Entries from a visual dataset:
▬▬▬▬▬▬

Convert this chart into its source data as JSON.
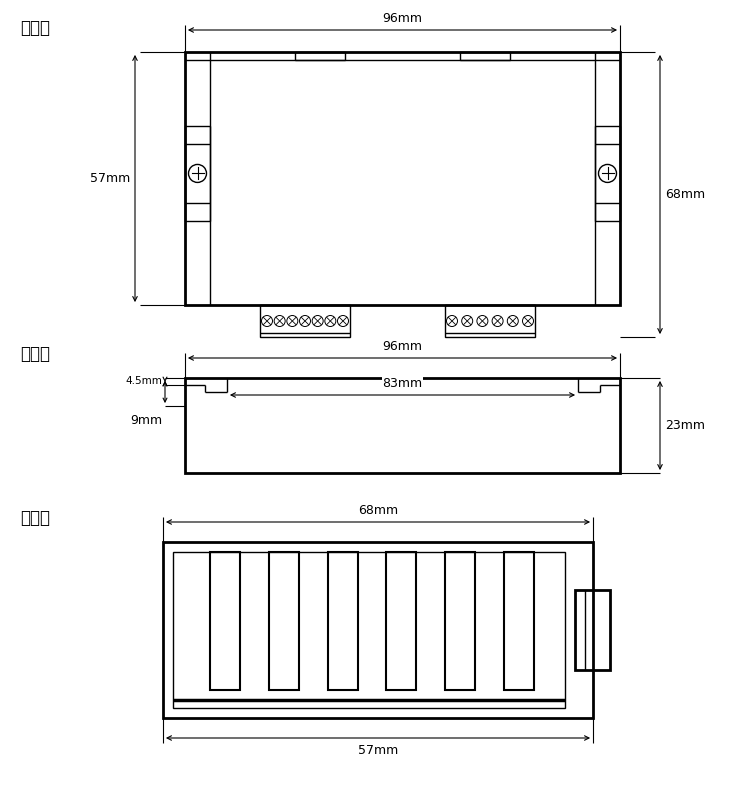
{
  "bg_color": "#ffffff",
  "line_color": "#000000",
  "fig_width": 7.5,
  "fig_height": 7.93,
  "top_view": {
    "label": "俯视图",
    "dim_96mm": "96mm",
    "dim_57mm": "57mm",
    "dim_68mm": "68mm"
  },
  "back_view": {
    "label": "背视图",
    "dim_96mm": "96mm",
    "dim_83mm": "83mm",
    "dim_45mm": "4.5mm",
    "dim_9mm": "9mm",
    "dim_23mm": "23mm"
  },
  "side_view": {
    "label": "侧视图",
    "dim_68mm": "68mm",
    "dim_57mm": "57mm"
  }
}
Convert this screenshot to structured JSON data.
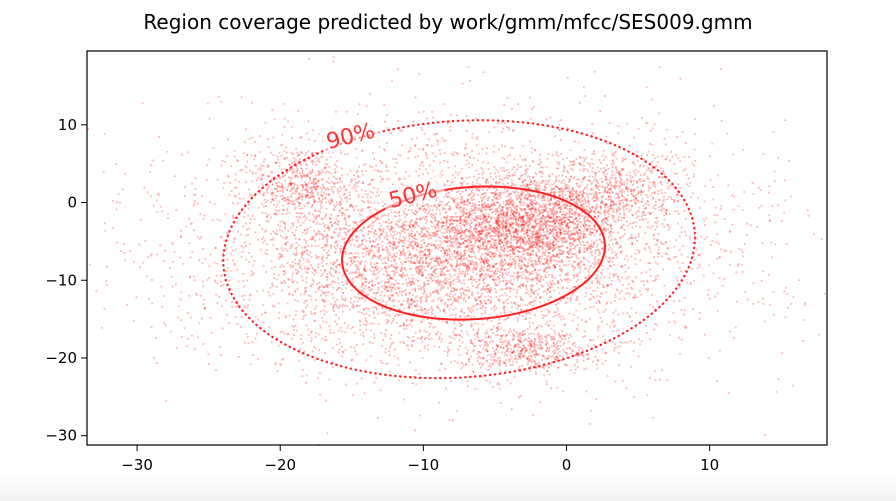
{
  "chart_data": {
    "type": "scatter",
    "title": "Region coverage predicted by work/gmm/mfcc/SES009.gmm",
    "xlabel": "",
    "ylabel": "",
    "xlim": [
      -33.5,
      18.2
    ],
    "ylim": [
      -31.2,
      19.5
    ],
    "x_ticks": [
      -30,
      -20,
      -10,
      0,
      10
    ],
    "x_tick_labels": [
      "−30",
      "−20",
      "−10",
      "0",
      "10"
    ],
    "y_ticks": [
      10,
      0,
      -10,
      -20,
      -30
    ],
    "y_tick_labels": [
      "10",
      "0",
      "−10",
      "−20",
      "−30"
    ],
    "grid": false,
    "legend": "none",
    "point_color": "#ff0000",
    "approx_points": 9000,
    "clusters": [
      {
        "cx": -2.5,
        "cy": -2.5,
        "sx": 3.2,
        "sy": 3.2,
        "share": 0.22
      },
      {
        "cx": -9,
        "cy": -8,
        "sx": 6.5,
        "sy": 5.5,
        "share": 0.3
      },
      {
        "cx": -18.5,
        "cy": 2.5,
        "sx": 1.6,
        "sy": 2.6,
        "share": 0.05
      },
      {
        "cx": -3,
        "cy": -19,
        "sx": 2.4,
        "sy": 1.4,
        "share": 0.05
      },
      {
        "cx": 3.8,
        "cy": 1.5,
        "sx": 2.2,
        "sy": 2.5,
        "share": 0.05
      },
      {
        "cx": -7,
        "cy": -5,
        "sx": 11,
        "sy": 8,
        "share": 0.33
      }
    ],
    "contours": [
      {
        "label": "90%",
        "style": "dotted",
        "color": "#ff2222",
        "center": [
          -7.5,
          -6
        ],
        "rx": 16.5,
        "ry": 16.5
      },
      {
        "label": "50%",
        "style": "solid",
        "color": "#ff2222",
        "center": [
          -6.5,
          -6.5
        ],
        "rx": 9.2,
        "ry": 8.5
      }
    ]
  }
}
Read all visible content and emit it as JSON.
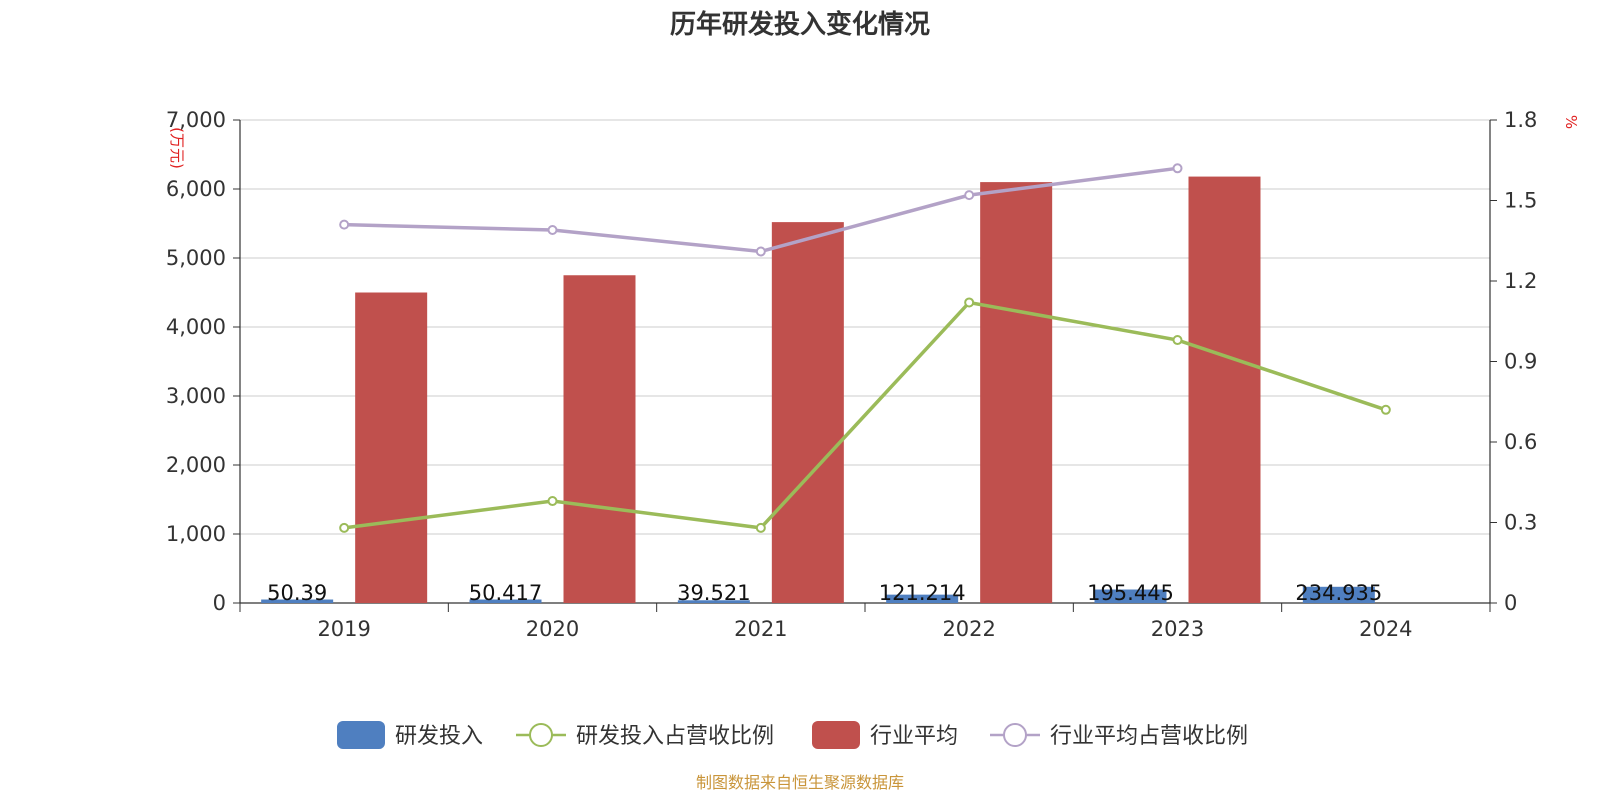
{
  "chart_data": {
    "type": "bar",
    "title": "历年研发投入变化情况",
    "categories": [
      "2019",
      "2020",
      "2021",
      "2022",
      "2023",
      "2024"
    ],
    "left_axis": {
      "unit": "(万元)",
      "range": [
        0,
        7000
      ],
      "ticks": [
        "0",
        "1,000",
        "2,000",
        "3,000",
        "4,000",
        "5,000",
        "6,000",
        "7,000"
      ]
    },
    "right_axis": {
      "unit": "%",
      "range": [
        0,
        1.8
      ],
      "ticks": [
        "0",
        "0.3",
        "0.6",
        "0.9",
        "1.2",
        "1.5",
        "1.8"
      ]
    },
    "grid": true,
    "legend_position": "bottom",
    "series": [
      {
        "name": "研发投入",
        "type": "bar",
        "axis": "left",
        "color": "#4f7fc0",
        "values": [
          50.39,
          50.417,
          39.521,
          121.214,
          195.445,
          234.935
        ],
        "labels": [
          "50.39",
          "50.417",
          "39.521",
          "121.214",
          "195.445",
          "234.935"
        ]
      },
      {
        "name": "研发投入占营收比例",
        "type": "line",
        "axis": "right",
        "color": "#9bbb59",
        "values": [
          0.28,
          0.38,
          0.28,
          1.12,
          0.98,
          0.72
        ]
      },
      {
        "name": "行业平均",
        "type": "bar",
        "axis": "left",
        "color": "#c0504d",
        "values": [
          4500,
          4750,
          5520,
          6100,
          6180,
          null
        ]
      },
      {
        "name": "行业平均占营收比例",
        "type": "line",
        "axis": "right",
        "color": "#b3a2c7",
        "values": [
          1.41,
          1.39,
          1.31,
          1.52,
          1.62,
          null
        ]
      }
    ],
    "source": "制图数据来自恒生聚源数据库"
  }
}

▬▬▬▬▬▬

Given problem =
Copy all the data exactly as written, but skip any picture.

Exercise response =
Convert this chart into its source data as JSON.
{
  "bg_color": "#ffffff",
  "line_color": "#000000",
  "fig_width": 7.5,
  "fig_height": 7.93,
  "top_view": {
    "label": "俯视图",
    "dim_96mm": "96mm",
    "dim_57mm": "57mm",
    "dim_68mm": "68mm"
  },
  "back_view": {
    "label": "背视图",
    "dim_96mm": "96mm",
    "dim_83mm": "83mm",
    "dim_45mm": "4.5mm",
    "dim_9mm": "9mm",
    "dim_23mm": "23mm"
  },
  "side_view": {
    "label": "侧视图",
    "dim_68mm": "68mm",
    "dim_57mm": "57mm"
  }
}
Convert this screenshot to structured JSON data.
{
  "chart_data": {
    "type": "scatter",
    "title": "Region coverage predicted by work/gmm/mfcc/SES009.gmm",
    "xlabel": "",
    "ylabel": "",
    "xlim": [
      -33.5,
      18.2
    ],
    "ylim": [
      -31.2,
      19.5
    ],
    "x_ticks": [
      -30,
      -20,
      -10,
      0,
      10
    ],
    "x_tick_labels": [
      "−30",
      "−20",
      "−10",
      "0",
      "10"
    ],
    "y_ticks": [
      10,
      0,
      -10,
      -20,
      -30
    ],
    "y_tick_labels": [
      "10",
      "0",
      "−10",
      "−20",
      "−30"
    ],
    "grid": false,
    "legend": "none",
    "point_color": "#ff0000",
    "approx_points": 9000,
    "clusters": [
      {
        "cx": -2.5,
        "cy": -2.5,
        "sx": 3.2,
        "sy": 3.2,
        "share": 0.22
      },
      {
        "cx": -9,
        "cy": -8,
        "sx": 6.5,
        "sy": 5.5,
        "share": 0.3
      },
      {
        "cx": -18.5,
        "cy": 2.5,
        "sx": 1.6,
        "sy": 2.6,
        "share": 0.05
      },
      {
        "cx": -3,
        "cy": -19,
        "sx": 2.4,
        "sy": 1.4,
        "share": 0.05
      },
      {
        "cx": 3.8,
        "cy": 1.5,
        "sx": 2.2,
        "sy": 2.5,
        "share": 0.05
      },
      {
        "cx": -7,
        "cy": -5,
        "sx": 11,
        "sy": 8,
        "share": 0.33
      }
    ],
    "contours": [
      {
        "label": "90%",
        "style": "dotted",
        "color": "#ff2222",
        "center": [
          -7.5,
          -6
        ],
        "rx": 16.5,
        "ry": 16.5
      },
      {
        "label": "50%",
        "style": "solid",
        "color": "#ff2222",
        "center": [
          -6.5,
          -6.5
        ],
        "rx": 9.2,
        "ry": 8.5
      }
    ]
  }
}
Read all visible content and emit it as JSON.
{
  "chart_data": {
    "type": "bar",
    "title": "历年研发投入变化情况",
    "categories": [
      "2019",
      "2020",
      "2021",
      "2022",
      "2023",
      "2024"
    ],
    "left_axis": {
      "unit": "(万元)",
      "range": [
        0,
        7000
      ],
      "ticks": [
        "0",
        "1,000",
        "2,000",
        "3,000",
        "4,000",
        "5,000",
        "6,000",
        "7,000"
      ]
    },
    "right_axis": {
      "unit": "%",
      "range": [
        0,
        1.8
      ],
      "ticks": [
        "0",
        "0.3",
        "0.6",
        "0.9",
        "1.2",
        "1.5",
        "1.8"
      ]
    },
    "grid": true,
    "legend_position": "bottom",
    "series": [
      {
        "name": "研发投入",
        "type": "bar",
        "axis": "left",
        "color": "#4f7fc0",
        "values": [
          50.39,
          50.417,
          39.521,
          121.214,
          195.445,
          234.935
        ],
        "labels": [
          "50.39",
          "50.417",
          "39.521",
          "121.214",
          "195.445",
          "234.935"
        ]
      },
      {
        "name": "研发投入占营收比例",
        "type": "line",
        "axis": "right",
        "color": "#9bbb59",
        "values": [
          0.28,
          0.38,
          0.28,
          1.12,
          0.98,
          0.72
        ]
      },
      {
        "name": "行业平均",
        "type": "bar",
        "axis": "left",
        "color": "#c0504d",
        "values": [
          4500,
          4750,
          5520,
          6100,
          6180,
          null
        ]
      },
      {
        "name": "行业平均占营收比例",
        "type": "line",
        "axis": "right",
        "color": "#b3a2c7",
        "values": [
          1.41,
          1.39,
          1.31,
          1.52,
          1.62,
          null
        ]
      }
    ],
    "source": "制图数据来自恒生聚源数据库"
  }
}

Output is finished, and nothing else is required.